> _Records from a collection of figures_
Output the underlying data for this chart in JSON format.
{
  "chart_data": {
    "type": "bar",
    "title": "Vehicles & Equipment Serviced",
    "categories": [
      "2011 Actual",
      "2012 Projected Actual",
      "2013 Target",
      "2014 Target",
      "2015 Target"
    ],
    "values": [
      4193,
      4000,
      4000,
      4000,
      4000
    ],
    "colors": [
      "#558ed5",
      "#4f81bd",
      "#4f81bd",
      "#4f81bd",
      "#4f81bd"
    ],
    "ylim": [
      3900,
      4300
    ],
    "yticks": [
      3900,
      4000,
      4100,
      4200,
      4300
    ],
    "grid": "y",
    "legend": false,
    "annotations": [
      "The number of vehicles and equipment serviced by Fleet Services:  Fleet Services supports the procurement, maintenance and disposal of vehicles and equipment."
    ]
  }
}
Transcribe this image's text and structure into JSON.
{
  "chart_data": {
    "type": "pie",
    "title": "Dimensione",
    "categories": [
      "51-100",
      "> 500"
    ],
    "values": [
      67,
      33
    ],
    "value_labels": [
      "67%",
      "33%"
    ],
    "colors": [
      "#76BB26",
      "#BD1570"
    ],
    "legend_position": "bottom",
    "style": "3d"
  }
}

> _Exercise aim_
Go back to the listing above and please repeat it exactly.

> _The completed task_
Output the underlying data for this chart in JSON format.
{
  "chart_data": {
    "type": "bar",
    "title": "Vehicles & Equipment Serviced",
    "categories": [
      "2011 Actual",
      "2012 Projected Actual",
      "2013 Target",
      "2014 Target",
      "2015 Target"
    ],
    "values": [
      4193,
      4000,
      4000,
      4000,
      4000
    ],
    "colors": [
      "#558ed5",
      "#4f81bd",
      "#4f81bd",
      "#4f81bd",
      "#4f81bd"
    ],
    "ylim": [
      3900,
      4300
    ],
    "yticks": [
      3900,
      4000,
      4100,
      4200,
      4300
    ],
    "grid": "y",
    "legend": false,
    "annotations": [
      "The number of vehicles and equipment serviced by Fleet Services:  Fleet Services supports the procurement, maintenance and disposal of vehicles and equipment."
    ]
  }
}
Transcribe this image's text and structure into JSON.
{
  "chart_data": {
    "type": "pie",
    "title": "Dimensione",
    "categories": [
      "51-100",
      "> 500"
    ],
    "values": [
      67,
      33
    ],
    "value_labels": [
      "67%",
      "33%"
    ],
    "colors": [
      "#76BB26",
      "#BD1570"
    ],
    "legend_position": "bottom",
    "style": "3d"
  }
}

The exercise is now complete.